[Dataset records]
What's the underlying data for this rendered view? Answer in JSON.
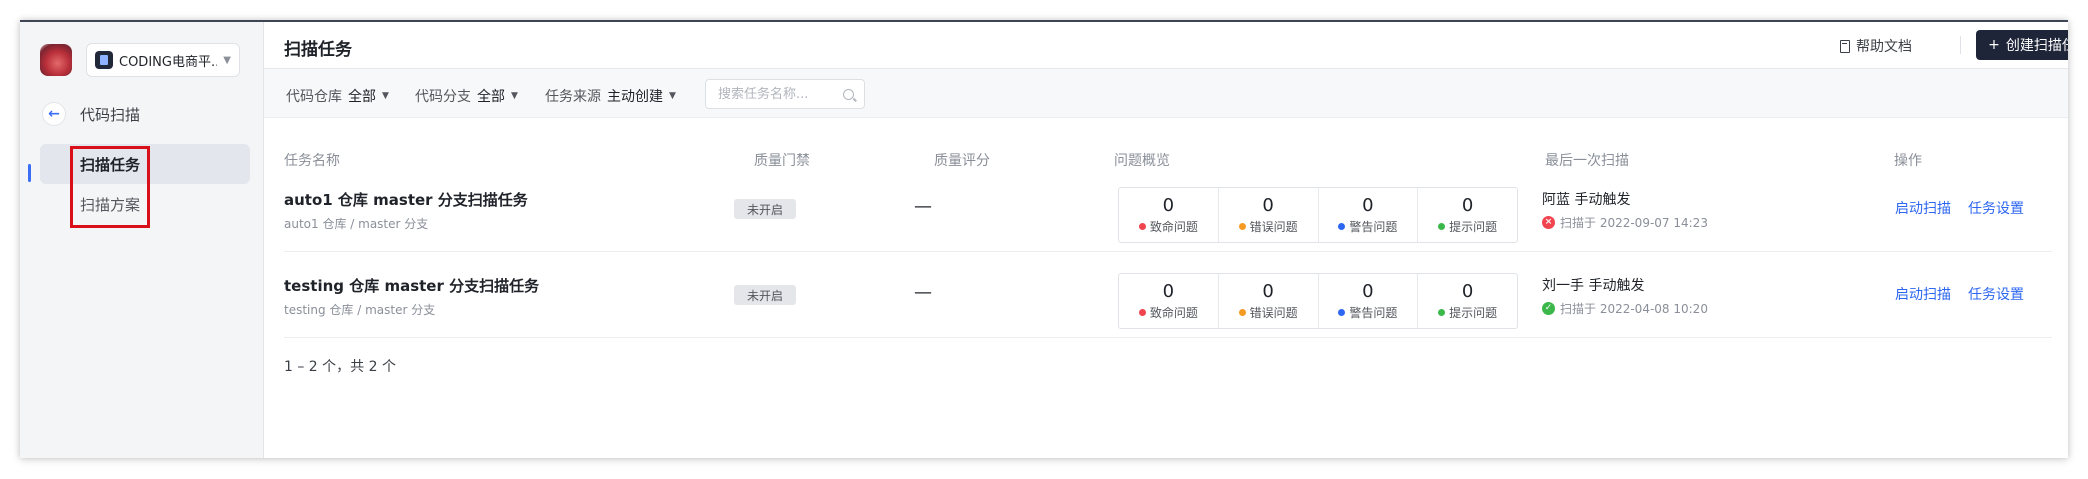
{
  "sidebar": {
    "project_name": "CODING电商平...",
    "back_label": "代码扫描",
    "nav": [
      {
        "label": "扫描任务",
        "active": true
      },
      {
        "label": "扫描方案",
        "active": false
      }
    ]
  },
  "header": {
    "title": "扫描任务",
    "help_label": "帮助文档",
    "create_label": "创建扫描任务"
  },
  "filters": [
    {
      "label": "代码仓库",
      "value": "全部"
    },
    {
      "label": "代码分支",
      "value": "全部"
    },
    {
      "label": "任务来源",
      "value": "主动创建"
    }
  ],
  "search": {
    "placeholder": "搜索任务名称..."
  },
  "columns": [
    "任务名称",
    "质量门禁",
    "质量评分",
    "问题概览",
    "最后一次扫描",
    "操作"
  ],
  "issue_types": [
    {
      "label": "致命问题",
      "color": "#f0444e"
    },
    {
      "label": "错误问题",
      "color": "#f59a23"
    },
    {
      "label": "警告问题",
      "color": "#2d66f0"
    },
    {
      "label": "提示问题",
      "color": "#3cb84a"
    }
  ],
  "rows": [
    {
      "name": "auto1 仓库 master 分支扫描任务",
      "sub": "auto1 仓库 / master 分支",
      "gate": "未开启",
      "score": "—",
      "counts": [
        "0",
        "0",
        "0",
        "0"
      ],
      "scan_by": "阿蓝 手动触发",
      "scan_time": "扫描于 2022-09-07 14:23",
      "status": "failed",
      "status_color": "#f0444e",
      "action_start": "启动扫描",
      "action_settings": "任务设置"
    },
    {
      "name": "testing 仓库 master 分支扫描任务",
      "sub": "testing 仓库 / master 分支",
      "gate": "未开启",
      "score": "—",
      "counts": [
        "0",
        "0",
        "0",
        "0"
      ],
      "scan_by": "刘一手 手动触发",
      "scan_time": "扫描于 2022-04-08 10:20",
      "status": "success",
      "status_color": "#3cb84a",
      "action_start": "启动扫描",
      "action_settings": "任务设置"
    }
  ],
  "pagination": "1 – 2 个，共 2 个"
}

## Goal
Omit pictures; set down the rest of the material word for word.

## The reply
What's the underlying data for this rendered view? Answer in JSON.
{
  "sidebar": {
    "project_name": "CODING电商平...",
    "back_label": "代码扫描",
    "nav": [
      {
        "label": "扫描任务",
        "active": true
      },
      {
        "label": "扫描方案",
        "active": false
      }
    ]
  },
  "header": {
    "title": "扫描任务",
    "help_label": "帮助文档",
    "create_label": "创建扫描任务"
  },
  "filters": [
    {
      "label": "代码仓库",
      "value": "全部"
    },
    {
      "label": "代码分支",
      "value": "全部"
    },
    {
      "label": "任务来源",
      "value": "主动创建"
    }
  ],
  "search": {
    "placeholder": "搜索任务名称..."
  },
  "columns": [
    "任务名称",
    "质量门禁",
    "质量评分",
    "问题概览",
    "最后一次扫描",
    "操作"
  ],
  "issue_types": [
    {
      "label": "致命问题",
      "color": "#f0444e"
    },
    {
      "label": "错误问题",
      "color": "#f59a23"
    },
    {
      "label": "警告问题",
      "color": "#2d66f0"
    },
    {
      "label": "提示问题",
      "color": "#3cb84a"
    }
  ],
  "rows": [
    {
      "name": "auto1 仓库 master 分支扫描任务",
      "sub": "auto1 仓库 / master 分支",
      "gate": "未开启",
      "score": "—",
      "counts": [
        "0",
        "0",
        "0",
        "0"
      ],
      "scan_by": "阿蓝 手动触发",
      "scan_time": "扫描于 2022-09-07 14:23",
      "status": "failed",
      "status_color": "#f0444e",
      "action_start": "启动扫描",
      "action_settings": "任务设置"
    },
    {
      "name": "testing 仓库 master 分支扫描任务",
      "sub": "testing 仓库 / master 分支",
      "gate": "未开启",
      "score": "—",
      "counts": [
        "0",
        "0",
        "0",
        "0"
      ],
      "scan_by": "刘一手 手动触发",
      "scan_time": "扫描于 2022-04-08 10:20",
      "status": "success",
      "status_color": "#3cb84a",
      "action_start": "启动扫描",
      "action_settings": "任务设置"
    }
  ],
  "pagination": "1 – 2 个，共 2 个"
}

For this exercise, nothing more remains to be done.